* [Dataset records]
- - -

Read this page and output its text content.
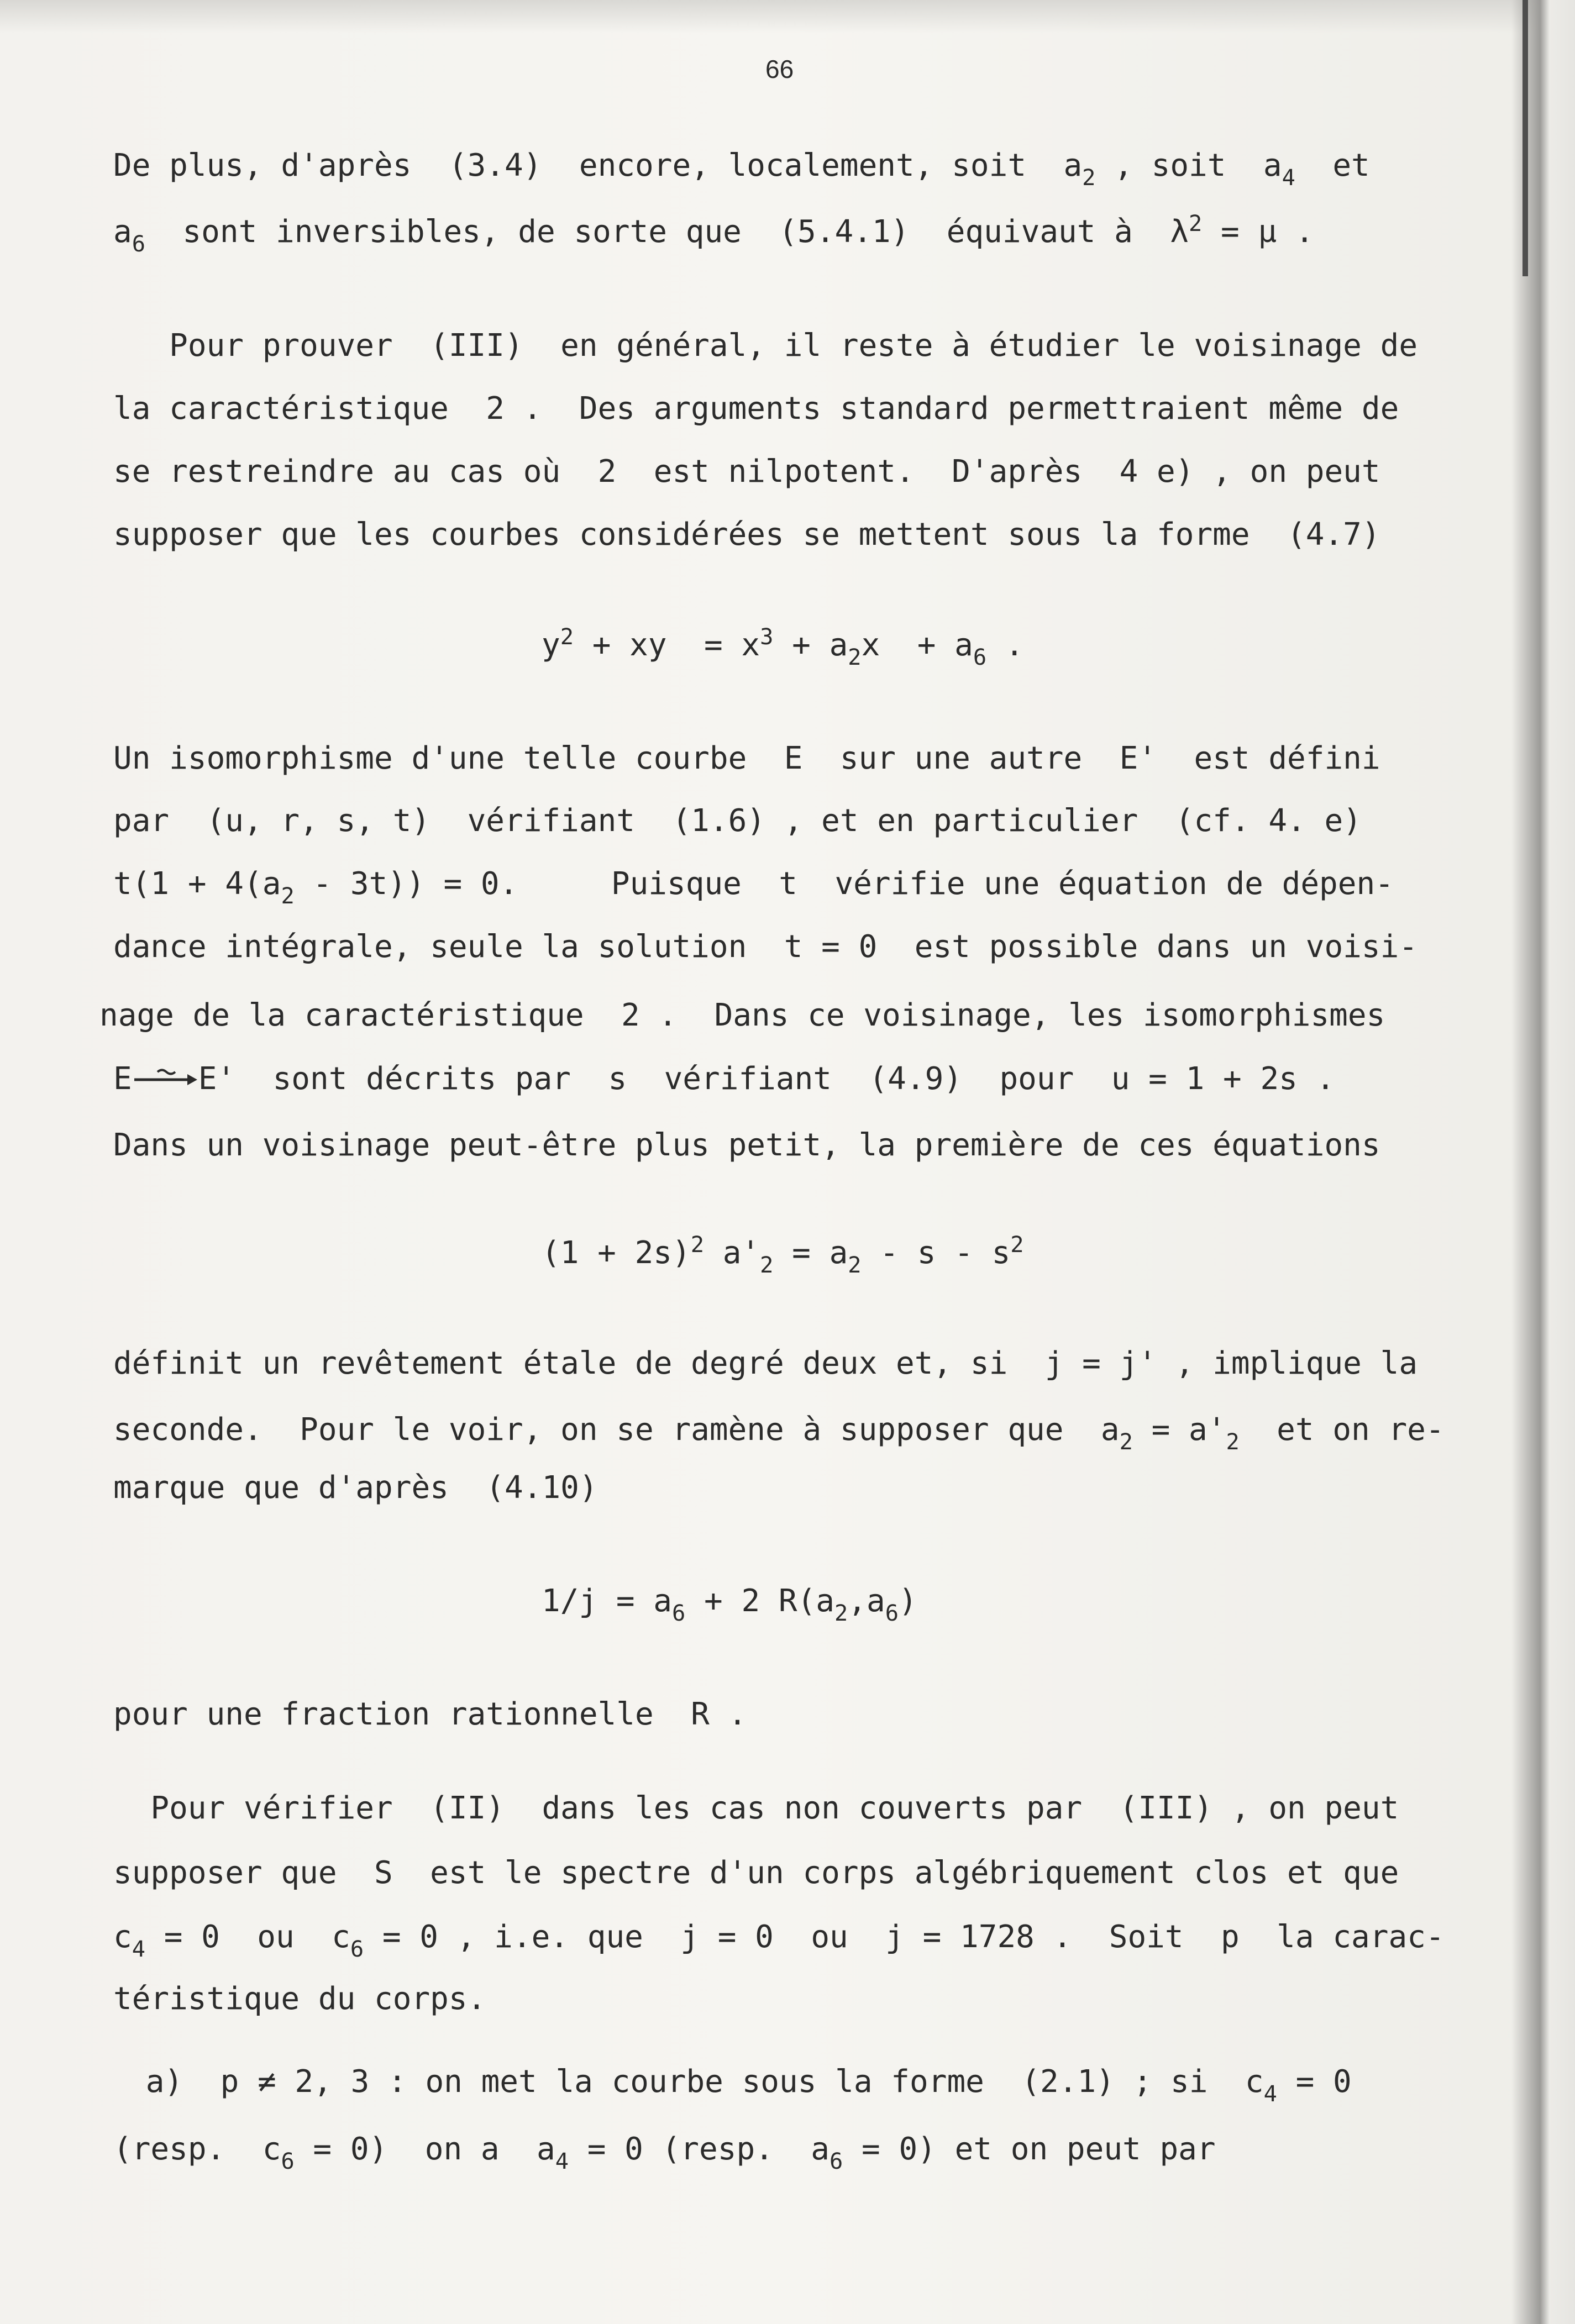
66
De plus, d'après  (3.4)  encore, localement, soit  $a_2$ , soit  $a_4$  et
$a_6$  sont inversibles, de sorte que  (5.4.1)  équivaut à  $\lambda^2 = \mu$ .
Pour prouver  (III)  en général, il reste à étudier le voisinage de
la caractéristique  2 .  Des arguments standard permettraient même de
se restreindre au cas où  2  est nilpotent.  D'après  4 e) , on peut
supposer que les courbes considérées se mettent sous la forme  (4.7)
$y^2$ + xy  = $x^3 + a_2x + a_6$ .
Un isomorphisme d'une telle courbe  E  sur une autre  E'  est défini
par  (u, r, s, t)  vérifiant  (1.6) , et en particulier  (cf. 4. e)
$t(1 + 4(a_2 - 3t)) = 0$.     Puisque  t  vérifie une équation de dépen-
dance intégrale, seule la solution  t = 0  est possible dans un voisi-
nage de la caractéristique  2 .  Dans ce voisinage, les isomorphismes
E E'  sont décrits par  s  vérifiant  (4.9)  pour  u = 1 + 2s .
Dans un voisinage peut-être plus petit, la première de ces équations
$(1 + 2s)^2$ $a'_2 = a_2 - s - s^2$
définit un revêtement étale de degré deux et, si  j = j' , implique la
seconde.  Pour le voir, on se ramène à supposer que  $a_2 = a'_2$  et on re-
marque que d'après  (4.10)
$1/j = a_6 + 2$ $R(a_2,a_6)$
pour une fraction rationnelle  R .
Pour vérifier  (II)  dans les cas non couverts par  (III) , on peut
supposer que  S  est le spectre d'un corps algébriquement clos et que
$c_4 = 0$  ou  $c_6 = 0$ , i.e. que  j = 0  ou  j = 1728 .  Soit  p  la carac-
téristique du corps.
a)  p ≠ 2, 3 : on met la courbe sous la forme  (2.1) ; si  $c_4 = 0$
(resp.  $c_6 = 0$)  on a  $a_4 = 0$ (resp.  $a_6 = 0$) et on peut par
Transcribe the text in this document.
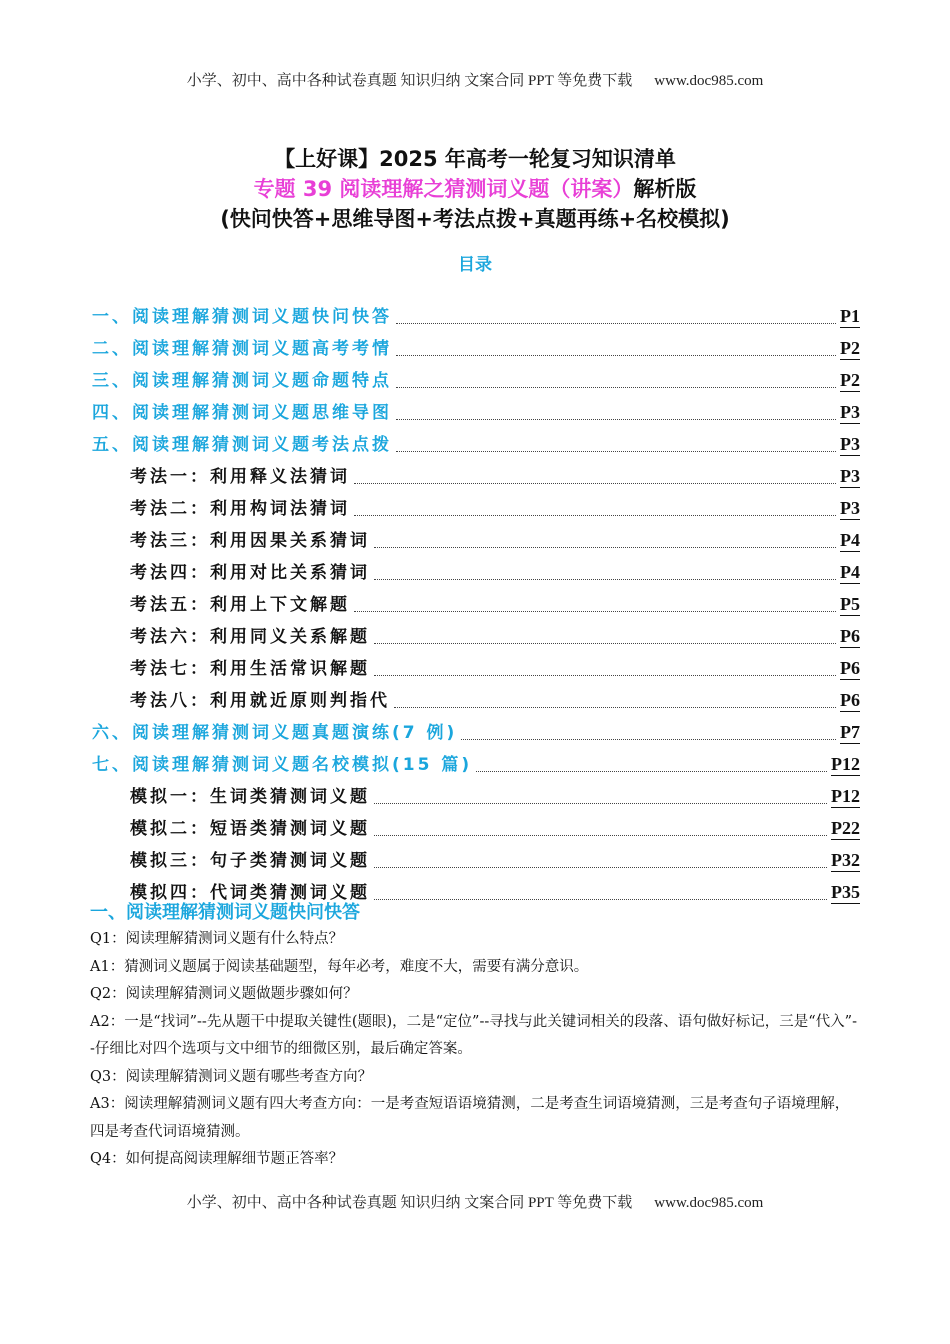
小学、初中、高中各种试卷真题 知识归纳 文案合同 PPT 等免费下载 www.doc985.com
【上好课】2025 年高考一轮复习知识清单
专题 39 阅读理解之猜测词义题（讲案）解析版
(快问快答+思维导图+考法点拨+真题再练+名校模拟)
目录
一、阅读理解猜测词义题快问快答	P1
二、阅读理解猜测词义题高考考情	P2
三、阅读理解猜测词义题命题特点	P2
四、阅读理解猜测词义题思维导图	P3
五、阅读理解猜测词义题考法点拨	P3
考法一：利用释义法猜词	P3
考法二：利用构词法猜词	P3
考法三：利用因果关系猜词	P4
考法四：利用对比关系猜词	P4
考法五：利用上下文解题	P5
考法六：利用同义关系解题	P6
考法七：利用生活常识解题	P6
考法八：利用就近原则判指代	P6
六、阅读理解猜测词义题真题演练(7 例)	P7
七、阅读理解猜测词义题名校模拟(15 篇)	P12
模拟一：生词类猜测词义题	P12
模拟二：短语类猜测词义题	P22
模拟三：句子类猜测词义题	P32
模拟四：代词类猜测词义题	P35
一、阅读理解猜测词义题快问快答

Q1：阅读理解猜测词义题有什么特点？

A1：猜测词义题属于阅读基础题型，每年必考，难度不大，需要有满分意识。

Q2：阅读理解猜测词义题做题步骤如何？

A2：一是“找词”--先从题干中提取关键性(题眼)，二是“定位”--寻找与此关键词相关的段落、语句做好标记，三是“代入”--仔细比对四个选项与文中细节的细微区别，最后确定答案。

Q3：阅读理解猜测词义题有哪些考查方向？

A3：阅读理解猜测词义题有四大考查方向：一是考查短语语境猜测，二是考查生词语境猜测，三是考查句子语境理解，四是考查代词语境猜测。

Q4：如何提高阅读理解细节题正答率？

小学、初中、高中各种试卷真题 知识归纳 文案合同 PPT 等免费下载 www.doc985.com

- - -

* [PROBLEM TO SOLVE] Would you set down the listing exactly, omitting pictures?

* [EXERCISE OUTPUT]
Read this page and output its text content.
66
De plus, d'après  (3.4)  encore, localement, soit  $a_2$ , soit  $a_4$  et
$a_6$  sont inversibles, de sorte que  (5.4.1)  équivaut à  $\lambda^2 = \mu$ .
Pour prouver  (III)  en général, il reste à étudier le voisinage de
la caractéristique  2 .  Des arguments standard permettraient même de
se restreindre au cas où  2  est nilpotent.  D'après  4 e) , on peut
supposer que les courbes considérées se mettent sous la forme  (4.7)
$y^2$ + xy  = $x^3 + a_2x + a_6$ .
Un isomorphisme d'une telle courbe  E  sur une autre  E'  est défini
par  (u, r, s, t)  vérifiant  (1.6) , et en particulier  (cf. 4. e)
$t(1 + 4(a_2 - 3t)) = 0$.     Puisque  t  vérifie une équation de dépen-
dance intégrale, seule la solution  t = 0  est possible dans un voisi-
nage de la caractéristique  2 .  Dans ce voisinage, les isomorphismes
E E'  sont décrits par  s  vérifiant  (4.9)  pour  u = 1 + 2s .
Dans un voisinage peut-être plus petit, la première de ces équations
$(1 + 2s)^2$ $a'_2 = a_2 - s - s^2$
définit un revêtement étale de degré deux et, si  j = j' , implique la
seconde.  Pour le voir, on se ramène à supposer que  $a_2 = a'_2$  et on re-
marque que d'après  (4.10)
$1/j = a_6 + 2$ $R(a_2,a_6)$
pour une fraction rationnelle  R .
Pour vérifier  (II)  dans les cas non couverts par  (III) , on peut
supposer que  S  est le spectre d'un corps algébriquement clos et que
$c_4 = 0$  ou  $c_6 = 0$ , i.e. que  j = 0  ou  j = 1728 .  Soit  p  la carac-
téristique du corps.
a)  p ≠ 2, 3 : on met la courbe sous la forme  (2.1) ; si  $c_4 = 0$
(resp.  $c_6 = 0$)  on a  $a_4 = 0$ (resp.  $a_6 = 0$) et on peut par
Transcribe the text in this document.
小学、初中、高中各种试卷真题 知识归纳 文案合同 PPT 等免费下载 www.doc985.com
【上好课】2025 年高考一轮复习知识清单
专题 39 阅读理解之猜测词义题（讲案）解析版
(快问快答+思维导图+考法点拨+真题再练+名校模拟)
目录
一、阅读理解猜测词义题快问快答	P1
二、阅读理解猜测词义题高考考情	P2
三、阅读理解猜测词义题命题特点	P2
四、阅读理解猜测词义题思维导图	P3
五、阅读理解猜测词义题考法点拨	P3
考法一：利用释义法猜词	P3
考法二：利用构词法猜词	P3
考法三：利用因果关系猜词	P4
考法四：利用对比关系猜词	P4
考法五：利用上下文解题	P5
考法六：利用同义关系解题	P6
考法七：利用生活常识解题	P6
考法八：利用就近原则判指代	P6
六、阅读理解猜测词义题真题演练(7 例)	P7
七、阅读理解猜测词义题名校模拟(15 篇)	P12
模拟一：生词类猜测词义题	P12
模拟二：短语类猜测词义题	P22
模拟三：句子类猜测词义题	P32
模拟四：代词类猜测词义题	P35
一、阅读理解猜测词义题快问快答

Q1：阅读理解猜测词义题有什么特点？

A1：猜测词义题属于阅读基础题型，每年必考，难度不大，需要有满分意识。

Q2：阅读理解猜测词义题做题步骤如何？

A2：一是“找词”--先从题干中提取关键性(题眼)，二是“定位”--寻找与此关键词相关的段落、语句做好标记，三是“代入”--仔细比对四个选项与文中细节的细微区别，最后确定答案。

Q3：阅读理解猜测词义题有哪些考查方向？

A3：阅读理解猜测词义题有四大考查方向：一是考查短语语境猜测，二是考查生词语境猜测，三是考查句子语境理解，四是考查代词语境猜测。

Q4：如何提高阅读理解细节题正答率？

小学、初中、高中各种试卷真题 知识归纳 文案合同 PPT 等免费下载 www.doc985.com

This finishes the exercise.